**SHORT PROBLEM**
Give back a single number, the count of lines containing the word "陆氏三世医验".

Saved entries:
......
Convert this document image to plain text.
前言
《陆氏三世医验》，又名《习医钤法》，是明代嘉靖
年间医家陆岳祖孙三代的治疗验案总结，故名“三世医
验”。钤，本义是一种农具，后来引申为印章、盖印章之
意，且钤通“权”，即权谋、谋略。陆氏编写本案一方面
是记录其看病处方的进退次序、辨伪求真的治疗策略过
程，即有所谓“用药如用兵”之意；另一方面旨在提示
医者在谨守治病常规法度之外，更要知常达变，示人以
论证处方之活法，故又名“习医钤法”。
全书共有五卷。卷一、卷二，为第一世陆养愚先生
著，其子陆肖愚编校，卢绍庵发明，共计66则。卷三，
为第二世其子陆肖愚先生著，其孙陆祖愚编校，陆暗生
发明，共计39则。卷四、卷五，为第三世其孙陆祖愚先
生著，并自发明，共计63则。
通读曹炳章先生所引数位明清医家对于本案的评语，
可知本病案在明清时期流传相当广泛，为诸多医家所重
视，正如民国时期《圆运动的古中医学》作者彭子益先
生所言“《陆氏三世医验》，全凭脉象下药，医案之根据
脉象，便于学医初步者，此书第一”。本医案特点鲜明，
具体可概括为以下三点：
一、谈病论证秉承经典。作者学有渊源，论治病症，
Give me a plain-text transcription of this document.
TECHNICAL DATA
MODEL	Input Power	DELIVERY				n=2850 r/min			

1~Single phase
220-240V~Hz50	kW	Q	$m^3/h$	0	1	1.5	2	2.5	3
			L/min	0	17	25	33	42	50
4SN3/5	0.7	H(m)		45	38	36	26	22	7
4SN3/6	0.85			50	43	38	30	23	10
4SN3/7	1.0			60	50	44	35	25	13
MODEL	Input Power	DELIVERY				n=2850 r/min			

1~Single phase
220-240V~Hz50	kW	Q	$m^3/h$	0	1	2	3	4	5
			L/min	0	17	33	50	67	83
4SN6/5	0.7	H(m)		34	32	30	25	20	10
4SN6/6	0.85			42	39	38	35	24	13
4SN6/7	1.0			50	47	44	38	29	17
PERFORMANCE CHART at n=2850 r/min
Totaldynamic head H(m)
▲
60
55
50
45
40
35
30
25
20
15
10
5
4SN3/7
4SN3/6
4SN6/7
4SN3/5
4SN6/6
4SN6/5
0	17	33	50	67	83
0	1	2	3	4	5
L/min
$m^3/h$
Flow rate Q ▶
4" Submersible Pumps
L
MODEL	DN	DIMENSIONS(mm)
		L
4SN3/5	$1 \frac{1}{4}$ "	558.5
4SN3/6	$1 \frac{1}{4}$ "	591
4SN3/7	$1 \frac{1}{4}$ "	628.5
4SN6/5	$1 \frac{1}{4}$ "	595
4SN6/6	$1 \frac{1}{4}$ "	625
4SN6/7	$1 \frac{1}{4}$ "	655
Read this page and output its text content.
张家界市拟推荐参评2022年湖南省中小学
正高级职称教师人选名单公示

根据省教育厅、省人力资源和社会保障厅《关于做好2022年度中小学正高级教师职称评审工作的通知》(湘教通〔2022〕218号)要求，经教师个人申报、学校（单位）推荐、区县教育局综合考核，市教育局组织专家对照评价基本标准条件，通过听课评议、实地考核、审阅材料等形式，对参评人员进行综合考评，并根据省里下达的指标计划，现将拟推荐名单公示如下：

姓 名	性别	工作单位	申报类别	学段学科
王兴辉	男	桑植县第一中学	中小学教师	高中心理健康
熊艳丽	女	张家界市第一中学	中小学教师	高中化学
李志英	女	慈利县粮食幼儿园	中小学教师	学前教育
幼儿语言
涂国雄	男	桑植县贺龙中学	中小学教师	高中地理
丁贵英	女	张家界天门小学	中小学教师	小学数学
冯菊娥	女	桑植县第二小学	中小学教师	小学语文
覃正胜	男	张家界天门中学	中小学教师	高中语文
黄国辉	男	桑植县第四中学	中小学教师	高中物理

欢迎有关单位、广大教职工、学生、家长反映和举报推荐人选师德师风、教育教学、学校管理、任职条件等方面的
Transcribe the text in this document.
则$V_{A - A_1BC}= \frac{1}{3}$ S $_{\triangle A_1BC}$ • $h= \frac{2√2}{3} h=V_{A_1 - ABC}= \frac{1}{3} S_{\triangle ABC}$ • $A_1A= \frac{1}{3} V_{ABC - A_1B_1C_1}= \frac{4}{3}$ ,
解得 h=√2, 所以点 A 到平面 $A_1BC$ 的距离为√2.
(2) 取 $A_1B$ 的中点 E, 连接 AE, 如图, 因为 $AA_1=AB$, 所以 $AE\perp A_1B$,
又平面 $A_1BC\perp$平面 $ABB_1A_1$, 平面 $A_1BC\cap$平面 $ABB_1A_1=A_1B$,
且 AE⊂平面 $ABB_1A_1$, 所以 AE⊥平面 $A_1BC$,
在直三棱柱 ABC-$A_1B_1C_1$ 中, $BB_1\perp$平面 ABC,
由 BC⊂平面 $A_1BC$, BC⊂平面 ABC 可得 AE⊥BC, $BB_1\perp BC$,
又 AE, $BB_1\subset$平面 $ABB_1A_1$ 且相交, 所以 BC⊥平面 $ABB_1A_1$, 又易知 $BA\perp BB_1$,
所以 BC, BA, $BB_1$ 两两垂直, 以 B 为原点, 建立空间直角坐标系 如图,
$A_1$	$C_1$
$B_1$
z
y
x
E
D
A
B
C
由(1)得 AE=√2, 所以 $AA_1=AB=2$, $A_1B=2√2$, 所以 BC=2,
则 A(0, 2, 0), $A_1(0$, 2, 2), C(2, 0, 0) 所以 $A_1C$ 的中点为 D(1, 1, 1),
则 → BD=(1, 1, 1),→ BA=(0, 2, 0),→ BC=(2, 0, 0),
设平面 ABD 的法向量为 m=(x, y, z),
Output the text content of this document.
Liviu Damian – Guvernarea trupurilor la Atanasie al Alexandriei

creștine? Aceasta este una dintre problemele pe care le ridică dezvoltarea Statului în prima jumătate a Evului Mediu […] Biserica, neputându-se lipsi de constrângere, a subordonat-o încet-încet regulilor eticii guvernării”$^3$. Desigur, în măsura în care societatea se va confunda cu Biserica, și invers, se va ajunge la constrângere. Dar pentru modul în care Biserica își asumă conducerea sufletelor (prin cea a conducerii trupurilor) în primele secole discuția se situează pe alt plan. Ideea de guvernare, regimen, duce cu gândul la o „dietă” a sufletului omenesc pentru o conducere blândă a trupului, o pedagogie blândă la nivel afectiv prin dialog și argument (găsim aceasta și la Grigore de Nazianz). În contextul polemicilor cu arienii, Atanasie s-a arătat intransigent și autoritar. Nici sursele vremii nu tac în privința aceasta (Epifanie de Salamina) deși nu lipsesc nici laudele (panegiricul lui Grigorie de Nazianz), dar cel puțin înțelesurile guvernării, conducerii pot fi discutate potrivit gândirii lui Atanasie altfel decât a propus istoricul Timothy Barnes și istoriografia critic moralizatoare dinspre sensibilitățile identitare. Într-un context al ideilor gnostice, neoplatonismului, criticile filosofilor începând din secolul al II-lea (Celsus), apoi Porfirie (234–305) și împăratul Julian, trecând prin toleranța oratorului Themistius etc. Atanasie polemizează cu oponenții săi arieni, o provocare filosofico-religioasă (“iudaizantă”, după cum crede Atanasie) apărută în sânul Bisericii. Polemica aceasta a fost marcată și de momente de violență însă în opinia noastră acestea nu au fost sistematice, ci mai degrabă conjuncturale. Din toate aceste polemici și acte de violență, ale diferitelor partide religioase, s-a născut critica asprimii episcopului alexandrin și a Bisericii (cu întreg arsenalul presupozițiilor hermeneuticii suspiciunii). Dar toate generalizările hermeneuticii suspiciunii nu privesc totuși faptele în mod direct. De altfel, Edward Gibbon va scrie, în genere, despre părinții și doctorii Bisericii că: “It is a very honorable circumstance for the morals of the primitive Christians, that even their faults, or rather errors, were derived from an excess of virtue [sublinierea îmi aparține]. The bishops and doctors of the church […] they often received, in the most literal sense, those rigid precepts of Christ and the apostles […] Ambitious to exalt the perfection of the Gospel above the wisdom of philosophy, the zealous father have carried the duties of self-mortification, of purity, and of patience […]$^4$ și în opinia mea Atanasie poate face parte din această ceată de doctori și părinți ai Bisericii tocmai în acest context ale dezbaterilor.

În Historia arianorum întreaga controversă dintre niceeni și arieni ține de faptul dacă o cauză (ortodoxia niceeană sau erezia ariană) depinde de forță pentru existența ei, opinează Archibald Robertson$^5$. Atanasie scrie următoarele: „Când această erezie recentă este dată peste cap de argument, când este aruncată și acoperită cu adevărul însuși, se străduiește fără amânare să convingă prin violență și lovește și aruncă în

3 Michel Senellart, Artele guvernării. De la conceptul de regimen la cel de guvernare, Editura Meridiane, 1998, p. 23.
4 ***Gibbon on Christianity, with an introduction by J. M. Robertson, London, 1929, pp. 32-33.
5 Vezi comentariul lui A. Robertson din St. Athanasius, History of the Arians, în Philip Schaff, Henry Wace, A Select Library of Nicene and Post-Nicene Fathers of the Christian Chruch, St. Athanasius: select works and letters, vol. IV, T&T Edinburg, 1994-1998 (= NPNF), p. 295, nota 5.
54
......
**RESULT**
2